Write out the full set of records exactly. Any pictures in them do not belong in the copy.

§ Given records
"""
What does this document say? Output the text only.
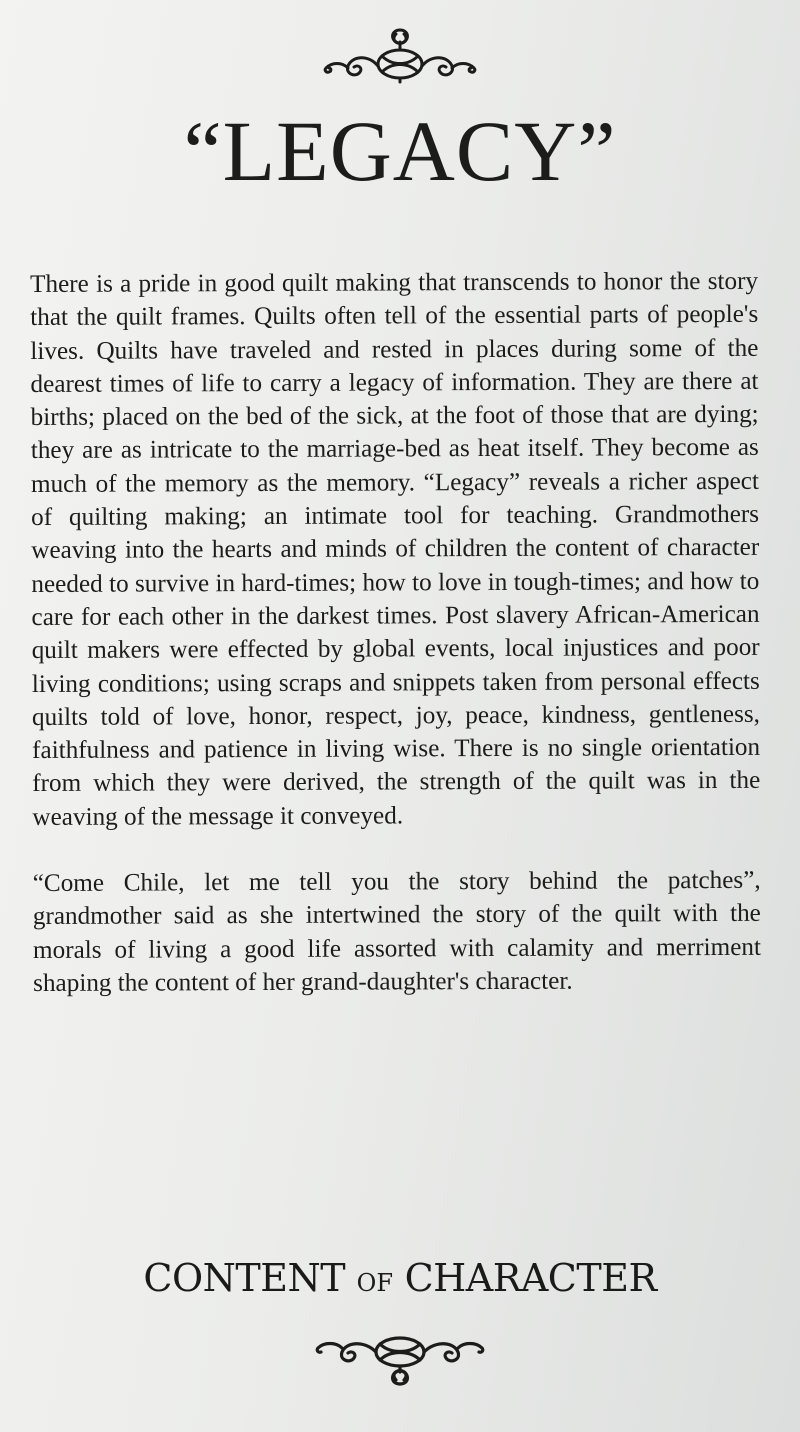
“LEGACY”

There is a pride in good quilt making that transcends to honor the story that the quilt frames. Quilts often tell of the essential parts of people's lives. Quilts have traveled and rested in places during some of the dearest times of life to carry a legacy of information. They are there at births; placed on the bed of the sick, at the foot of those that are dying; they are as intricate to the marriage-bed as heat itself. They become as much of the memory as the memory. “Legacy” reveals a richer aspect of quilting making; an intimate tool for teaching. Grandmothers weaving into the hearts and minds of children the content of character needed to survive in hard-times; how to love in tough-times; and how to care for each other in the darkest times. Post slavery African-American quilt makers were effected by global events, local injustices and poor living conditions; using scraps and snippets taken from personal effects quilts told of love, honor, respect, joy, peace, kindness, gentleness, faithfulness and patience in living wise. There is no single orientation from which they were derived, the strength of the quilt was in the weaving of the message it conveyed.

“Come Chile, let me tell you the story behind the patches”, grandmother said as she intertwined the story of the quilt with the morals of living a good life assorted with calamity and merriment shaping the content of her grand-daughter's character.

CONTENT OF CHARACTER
"""
§ Reply
What does this document say? Output the text only.
“LEGACY”

There is a pride in good quilt making that transcends to honor the story that the quilt frames. Quilts often tell of the essential parts of people's lives. Quilts have traveled and rested in places during some of the dearest times of life to carry a legacy of information. They are there at births; placed on the bed of the sick, at the foot of those that are dying; they are as intricate to the marriage-bed as heat itself. They become as much of the memory as the memory. “Legacy” reveals a richer aspect of quilting making; an intimate tool for teaching. Grandmothers weaving into the hearts and minds of children the content of character needed to survive in hard-times; how to love in tough-times; and how to care for each other in the darkest times. Post slavery African-American quilt makers were effected by global events, local injustices and poor living conditions; using scraps and snippets taken from personal effects quilts told of love, honor, respect, joy, peace, kindness, gentleness, faithfulness and patience in living wise. There is no single orientation from which they were derived, the strength of the quilt was in the weaving of the message it conveyed.

“Come Chile, let me tell you the story behind the patches”, grandmother said as she intertwined the story of the quilt with the morals of living a good life assorted with calamity and merriment shaping the content of her grand-daughter's character.

CONTENT OF CHARACTER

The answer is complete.